Task prompt:
Reproduce each line exactly.

Material for this task:
## START

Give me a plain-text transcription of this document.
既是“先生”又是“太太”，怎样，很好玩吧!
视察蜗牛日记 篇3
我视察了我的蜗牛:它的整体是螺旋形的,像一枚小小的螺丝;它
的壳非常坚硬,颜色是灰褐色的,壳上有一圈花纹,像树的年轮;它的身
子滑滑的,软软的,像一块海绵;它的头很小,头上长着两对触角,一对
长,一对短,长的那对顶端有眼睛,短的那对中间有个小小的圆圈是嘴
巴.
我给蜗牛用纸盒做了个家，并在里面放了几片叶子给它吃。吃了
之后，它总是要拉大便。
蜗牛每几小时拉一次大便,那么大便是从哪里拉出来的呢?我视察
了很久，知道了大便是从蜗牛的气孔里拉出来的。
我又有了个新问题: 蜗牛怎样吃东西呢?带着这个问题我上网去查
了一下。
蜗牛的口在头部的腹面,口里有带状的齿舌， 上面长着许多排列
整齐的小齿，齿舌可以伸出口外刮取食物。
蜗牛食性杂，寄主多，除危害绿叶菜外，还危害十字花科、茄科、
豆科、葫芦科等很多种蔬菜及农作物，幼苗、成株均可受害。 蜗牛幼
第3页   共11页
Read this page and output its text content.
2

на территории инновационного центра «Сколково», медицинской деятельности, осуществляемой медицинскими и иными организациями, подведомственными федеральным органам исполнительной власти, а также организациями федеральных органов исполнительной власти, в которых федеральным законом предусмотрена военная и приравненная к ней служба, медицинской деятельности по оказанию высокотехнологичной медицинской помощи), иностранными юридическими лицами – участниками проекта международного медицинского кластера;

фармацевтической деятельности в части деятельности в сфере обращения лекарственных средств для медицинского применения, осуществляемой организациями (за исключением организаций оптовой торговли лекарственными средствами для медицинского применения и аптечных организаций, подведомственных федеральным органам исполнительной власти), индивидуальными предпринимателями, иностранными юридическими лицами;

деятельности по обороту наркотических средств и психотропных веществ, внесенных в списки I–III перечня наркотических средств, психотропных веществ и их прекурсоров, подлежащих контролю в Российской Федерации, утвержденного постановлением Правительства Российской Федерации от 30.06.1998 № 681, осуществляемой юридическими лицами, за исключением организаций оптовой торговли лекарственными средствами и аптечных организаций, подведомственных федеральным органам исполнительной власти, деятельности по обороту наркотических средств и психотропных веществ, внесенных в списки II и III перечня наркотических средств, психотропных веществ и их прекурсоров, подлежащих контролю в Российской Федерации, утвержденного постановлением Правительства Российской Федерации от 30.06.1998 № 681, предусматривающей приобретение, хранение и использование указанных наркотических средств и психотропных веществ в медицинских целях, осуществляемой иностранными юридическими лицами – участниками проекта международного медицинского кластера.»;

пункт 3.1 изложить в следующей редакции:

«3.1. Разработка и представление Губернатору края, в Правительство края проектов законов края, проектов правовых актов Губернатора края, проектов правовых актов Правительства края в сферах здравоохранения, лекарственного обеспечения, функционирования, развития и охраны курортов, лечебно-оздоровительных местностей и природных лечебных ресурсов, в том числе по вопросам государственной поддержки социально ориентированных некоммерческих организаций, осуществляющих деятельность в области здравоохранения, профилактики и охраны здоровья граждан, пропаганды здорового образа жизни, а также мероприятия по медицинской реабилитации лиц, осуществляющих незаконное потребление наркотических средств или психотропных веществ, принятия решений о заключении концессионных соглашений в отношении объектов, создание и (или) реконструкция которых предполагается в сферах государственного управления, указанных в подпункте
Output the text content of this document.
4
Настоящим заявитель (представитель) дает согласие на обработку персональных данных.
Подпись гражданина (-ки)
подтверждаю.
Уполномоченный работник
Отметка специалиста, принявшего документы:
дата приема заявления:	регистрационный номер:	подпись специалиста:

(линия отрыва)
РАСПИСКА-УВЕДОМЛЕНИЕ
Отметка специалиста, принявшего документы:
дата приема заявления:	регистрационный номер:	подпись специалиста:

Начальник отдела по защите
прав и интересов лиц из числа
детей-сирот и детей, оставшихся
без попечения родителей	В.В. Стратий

## END

Full output:
Give me a plain-text transcription of this document.
既是“先生”又是“太太”，怎样，很好玩吧!
视察蜗牛日记 篇3
我视察了我的蜗牛:它的整体是螺旋形的,像一枚小小的螺丝;它
的壳非常坚硬,颜色是灰褐色的,壳上有一圈花纹,像树的年轮;它的身
子滑滑的,软软的,像一块海绵;它的头很小,头上长着两对触角,一对
长,一对短,长的那对顶端有眼睛,短的那对中间有个小小的圆圈是嘴
巴.
我给蜗牛用纸盒做了个家，并在里面放了几片叶子给它吃。吃了
之后，它总是要拉大便。
蜗牛每几小时拉一次大便,那么大便是从哪里拉出来的呢?我视察
了很久，知道了大便是从蜗牛的气孔里拉出来的。
我又有了个新问题: 蜗牛怎样吃东西呢?带着这个问题我上网去查
了一下。
蜗牛的口在头部的腹面,口里有带状的齿舌， 上面长着许多排列
整齐的小齿，齿舌可以伸出口外刮取食物。
蜗牛食性杂，寄主多，除危害绿叶菜外，还危害十字花科、茄科、
豆科、葫芦科等很多种蔬菜及农作物，幼苗、成株均可受害。 蜗牛幼
第3页   共11页
Read this page and output its text content.
2

на территории инновационного центра «Сколково», медицинской деятельности, осуществляемой медицинскими и иными организациями, подведомственными федеральным органам исполнительной власти, а также организациями федеральных органов исполнительной власти, в которых федеральным законом предусмотрена военная и приравненная к ней служба, медицинской деятельности по оказанию высокотехнологичной медицинской помощи), иностранными юридическими лицами – участниками проекта международного медицинского кластера;

фармацевтической деятельности в части деятельности в сфере обращения лекарственных средств для медицинского применения, осуществляемой организациями (за исключением организаций оптовой торговли лекарственными средствами для медицинского применения и аптечных организаций, подведомственных федеральным органам исполнительной власти), индивидуальными предпринимателями, иностранными юридическими лицами;

деятельности по обороту наркотических средств и психотропных веществ, внесенных в списки I–III перечня наркотических средств, психотропных веществ и их прекурсоров, подлежащих контролю в Российской Федерации, утвержденного постановлением Правительства Российской Федерации от 30.06.1998 № 681, осуществляемой юридическими лицами, за исключением организаций оптовой торговли лекарственными средствами и аптечных организаций, подведомственных федеральным органам исполнительной власти, деятельности по обороту наркотических средств и психотропных веществ, внесенных в списки II и III перечня наркотических средств, психотропных веществ и их прекурсоров, подлежащих контролю в Российской Федерации, утвержденного постановлением Правительства Российской Федерации от 30.06.1998 № 681, предусматривающей приобретение, хранение и использование указанных наркотических средств и психотропных веществ в медицинских целях, осуществляемой иностранными юридическими лицами – участниками проекта международного медицинского кластера.»;

пункт 3.1 изложить в следующей редакции:

«3.1. Разработка и представление Губернатору края, в Правительство края проектов законов края, проектов правовых актов Губернатора края, проектов правовых актов Правительства края в сферах здравоохранения, лекарственного обеспечения, функционирования, развития и охраны курортов, лечебно-оздоровительных местностей и природных лечебных ресурсов, в том числе по вопросам государственной поддержки социально ориентированных некоммерческих организаций, осуществляющих деятельность в области здравоохранения, профилактики и охраны здоровья граждан, пропаганды здорового образа жизни, а также мероприятия по медицинской реабилитации лиц, осуществляющих незаконное потребление наркотических средств или психотропных веществ, принятия решений о заключении концессионных соглашений в отношении объектов, создание и (или) реконструкция которых предполагается в сферах государственного управления, указанных в подпункте
Output the text content of this document.
4
Настоящим заявитель (представитель) дает согласие на обработку персональных данных.
Подпись гражданина (-ки)
подтверждаю.
Уполномоченный работник
Отметка специалиста, принявшего документы:
дата приема заявления:	регистрационный номер:	подпись специалиста:

(линия отрыва)
РАСПИСКА-УВЕДОМЛЕНИЕ
Отметка специалиста, принявшего документы:
дата приема заявления:	регистрационный номер:	подпись специалиста:

Начальник отдела по защите
прав и интересов лиц из числа
детей-сирот и детей, оставшихся
без попечения родителей	В.В. Стратий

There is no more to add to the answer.